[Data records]
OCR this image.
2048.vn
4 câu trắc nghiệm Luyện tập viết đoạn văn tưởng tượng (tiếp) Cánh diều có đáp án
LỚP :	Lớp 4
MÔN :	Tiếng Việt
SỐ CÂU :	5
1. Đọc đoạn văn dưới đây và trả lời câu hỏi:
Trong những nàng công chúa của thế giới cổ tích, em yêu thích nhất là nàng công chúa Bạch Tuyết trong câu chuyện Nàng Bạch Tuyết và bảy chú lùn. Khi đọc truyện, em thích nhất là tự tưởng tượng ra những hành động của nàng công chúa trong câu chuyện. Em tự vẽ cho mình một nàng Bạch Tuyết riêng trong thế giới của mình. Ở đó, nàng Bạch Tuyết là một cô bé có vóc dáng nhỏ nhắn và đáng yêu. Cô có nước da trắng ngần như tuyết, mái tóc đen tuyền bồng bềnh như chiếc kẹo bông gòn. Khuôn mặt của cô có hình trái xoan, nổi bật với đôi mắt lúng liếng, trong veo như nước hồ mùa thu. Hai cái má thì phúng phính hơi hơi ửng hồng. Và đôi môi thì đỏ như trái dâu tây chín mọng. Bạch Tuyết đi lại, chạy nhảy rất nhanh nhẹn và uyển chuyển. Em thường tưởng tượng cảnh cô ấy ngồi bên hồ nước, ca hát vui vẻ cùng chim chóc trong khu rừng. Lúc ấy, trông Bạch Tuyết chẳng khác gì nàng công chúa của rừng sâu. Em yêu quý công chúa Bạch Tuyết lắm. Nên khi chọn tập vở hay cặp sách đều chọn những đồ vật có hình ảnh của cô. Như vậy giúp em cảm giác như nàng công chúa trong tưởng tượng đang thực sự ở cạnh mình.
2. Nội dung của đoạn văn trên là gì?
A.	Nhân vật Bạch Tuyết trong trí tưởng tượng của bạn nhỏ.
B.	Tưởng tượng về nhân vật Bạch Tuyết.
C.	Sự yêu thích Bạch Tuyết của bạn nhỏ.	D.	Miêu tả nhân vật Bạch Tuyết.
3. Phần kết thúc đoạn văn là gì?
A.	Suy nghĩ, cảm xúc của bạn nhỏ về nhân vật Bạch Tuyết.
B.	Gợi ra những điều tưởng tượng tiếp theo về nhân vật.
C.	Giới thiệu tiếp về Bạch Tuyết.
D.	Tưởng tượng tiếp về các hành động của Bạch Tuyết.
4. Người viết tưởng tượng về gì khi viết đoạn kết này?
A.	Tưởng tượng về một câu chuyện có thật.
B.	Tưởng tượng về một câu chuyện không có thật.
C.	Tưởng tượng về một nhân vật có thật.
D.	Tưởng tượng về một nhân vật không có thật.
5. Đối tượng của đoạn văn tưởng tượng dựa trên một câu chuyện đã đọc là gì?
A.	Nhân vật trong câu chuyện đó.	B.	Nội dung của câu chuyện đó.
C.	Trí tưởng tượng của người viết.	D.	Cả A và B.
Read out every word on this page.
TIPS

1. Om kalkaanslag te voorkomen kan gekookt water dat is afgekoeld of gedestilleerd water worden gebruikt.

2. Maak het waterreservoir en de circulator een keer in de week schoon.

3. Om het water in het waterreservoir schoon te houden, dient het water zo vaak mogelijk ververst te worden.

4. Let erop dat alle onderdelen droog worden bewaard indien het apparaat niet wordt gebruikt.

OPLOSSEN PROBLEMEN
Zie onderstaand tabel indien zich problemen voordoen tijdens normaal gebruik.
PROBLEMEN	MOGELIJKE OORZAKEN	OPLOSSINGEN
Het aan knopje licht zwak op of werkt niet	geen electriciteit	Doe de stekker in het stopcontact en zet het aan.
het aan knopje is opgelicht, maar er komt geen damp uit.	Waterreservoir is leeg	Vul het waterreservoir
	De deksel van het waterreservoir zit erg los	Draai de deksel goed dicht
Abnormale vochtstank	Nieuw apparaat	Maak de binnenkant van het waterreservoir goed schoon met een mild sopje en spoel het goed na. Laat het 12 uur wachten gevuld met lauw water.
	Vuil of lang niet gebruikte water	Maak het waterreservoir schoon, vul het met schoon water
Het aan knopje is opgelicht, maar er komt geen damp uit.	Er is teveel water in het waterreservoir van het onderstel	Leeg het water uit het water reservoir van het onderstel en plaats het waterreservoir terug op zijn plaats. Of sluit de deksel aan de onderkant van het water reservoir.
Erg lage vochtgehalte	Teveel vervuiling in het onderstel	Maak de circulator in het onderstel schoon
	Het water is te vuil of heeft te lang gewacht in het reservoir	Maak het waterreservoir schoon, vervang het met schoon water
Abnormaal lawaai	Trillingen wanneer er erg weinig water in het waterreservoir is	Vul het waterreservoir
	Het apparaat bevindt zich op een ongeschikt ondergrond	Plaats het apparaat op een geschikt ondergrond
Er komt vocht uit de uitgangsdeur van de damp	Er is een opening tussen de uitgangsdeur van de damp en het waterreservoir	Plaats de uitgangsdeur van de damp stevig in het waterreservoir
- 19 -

## WHAT NEEDS TO BE DONE
Using the data above, print every record exactly as shown.

## FULL ANSWER
OCR this image.
2048.vn
4 câu trắc nghiệm Luyện tập viết đoạn văn tưởng tượng (tiếp) Cánh diều có đáp án
LỚP :	Lớp 4
MÔN :	Tiếng Việt
SỐ CÂU :	5
1. Đọc đoạn văn dưới đây và trả lời câu hỏi:
Trong những nàng công chúa của thế giới cổ tích, em yêu thích nhất là nàng công chúa Bạch Tuyết trong câu chuyện Nàng Bạch Tuyết và bảy chú lùn. Khi đọc truyện, em thích nhất là tự tưởng tượng ra những hành động của nàng công chúa trong câu chuyện. Em tự vẽ cho mình một nàng Bạch Tuyết riêng trong thế giới của mình. Ở đó, nàng Bạch Tuyết là một cô bé có vóc dáng nhỏ nhắn và đáng yêu. Cô có nước da trắng ngần như tuyết, mái tóc đen tuyền bồng bềnh như chiếc kẹo bông gòn. Khuôn mặt của cô có hình trái xoan, nổi bật với đôi mắt lúng liếng, trong veo như nước hồ mùa thu. Hai cái má thì phúng phính hơi hơi ửng hồng. Và đôi môi thì đỏ như trái dâu tây chín mọng. Bạch Tuyết đi lại, chạy nhảy rất nhanh nhẹn và uyển chuyển. Em thường tưởng tượng cảnh cô ấy ngồi bên hồ nước, ca hát vui vẻ cùng chim chóc trong khu rừng. Lúc ấy, trông Bạch Tuyết chẳng khác gì nàng công chúa của rừng sâu. Em yêu quý công chúa Bạch Tuyết lắm. Nên khi chọn tập vở hay cặp sách đều chọn những đồ vật có hình ảnh của cô. Như vậy giúp em cảm giác như nàng công chúa trong tưởng tượng đang thực sự ở cạnh mình.
2. Nội dung của đoạn văn trên là gì?
A.	Nhân vật Bạch Tuyết trong trí tưởng tượng của bạn nhỏ.
B.	Tưởng tượng về nhân vật Bạch Tuyết.
C.	Sự yêu thích Bạch Tuyết của bạn nhỏ.	D.	Miêu tả nhân vật Bạch Tuyết.
3. Phần kết thúc đoạn văn là gì?
A.	Suy nghĩ, cảm xúc của bạn nhỏ về nhân vật Bạch Tuyết.
B.	Gợi ra những điều tưởng tượng tiếp theo về nhân vật.
C.	Giới thiệu tiếp về Bạch Tuyết.
D.	Tưởng tượng tiếp về các hành động của Bạch Tuyết.
4. Người viết tưởng tượng về gì khi viết đoạn kết này?
A.	Tưởng tượng về một câu chuyện có thật.
B.	Tưởng tượng về một câu chuyện không có thật.
C.	Tưởng tượng về một nhân vật có thật.
D.	Tưởng tượng về một nhân vật không có thật.
5. Đối tượng của đoạn văn tưởng tượng dựa trên một câu chuyện đã đọc là gì?
A.	Nhân vật trong câu chuyện đó.	B.	Nội dung của câu chuyện đó.
C.	Trí tưởng tượng của người viết.	D.	Cả A và B.
Read out every word on this page.
TIPS

1. Om kalkaanslag te voorkomen kan gekookt water dat is afgekoeld of gedestilleerd water worden gebruikt.

2. Maak het waterreservoir en de circulator een keer in de week schoon.

3. Om het water in het waterreservoir schoon te houden, dient het water zo vaak mogelijk ververst te worden.

4. Let erop dat alle onderdelen droog worden bewaard indien het apparaat niet wordt gebruikt.

OPLOSSEN PROBLEMEN
Zie onderstaand tabel indien zich problemen voordoen tijdens normaal gebruik.
PROBLEMEN	MOGELIJKE OORZAKEN	OPLOSSINGEN
Het aan knopje licht zwak op of werkt niet	geen electriciteit	Doe de stekker in het stopcontact en zet het aan.
het aan knopje is opgelicht, maar er komt geen damp uit.	Waterreservoir is leeg	Vul het waterreservoir
	De deksel van het waterreservoir zit erg los	Draai de deksel goed dicht
Abnormale vochtstank	Nieuw apparaat	Maak de binnenkant van het waterreservoir goed schoon met een mild sopje en spoel het goed na. Laat het 12 uur wachten gevuld met lauw water.
	Vuil of lang niet gebruikte water	Maak het waterreservoir schoon, vul het met schoon water
Het aan knopje is opgelicht, maar er komt geen damp uit.	Er is teveel water in het waterreservoir van het onderstel	Leeg het water uit het water reservoir van het onderstel en plaats het waterreservoir terug op zijn plaats. Of sluit de deksel aan de onderkant van het water reservoir.
Erg lage vochtgehalte	Teveel vervuiling in het onderstel	Maak de circulator in het onderstel schoon
	Het water is te vuil of heeft te lang gewacht in het reservoir	Maak het waterreservoir schoon, vervang het met schoon water
Abnormaal lawaai	Trillingen wanneer er erg weinig water in het waterreservoir is	Vul het waterreservoir
	Het apparaat bevindt zich op een ongeschikt ondergrond	Plaats het apparaat op een geschikt ondergrond
Er komt vocht uit de uitgangsdeur van de damp	Er is een opening tussen de uitgangsdeur van de damp en het waterreservoir	Plaats de uitgangsdeur van de damp stevig in het waterreservoir
- 19 -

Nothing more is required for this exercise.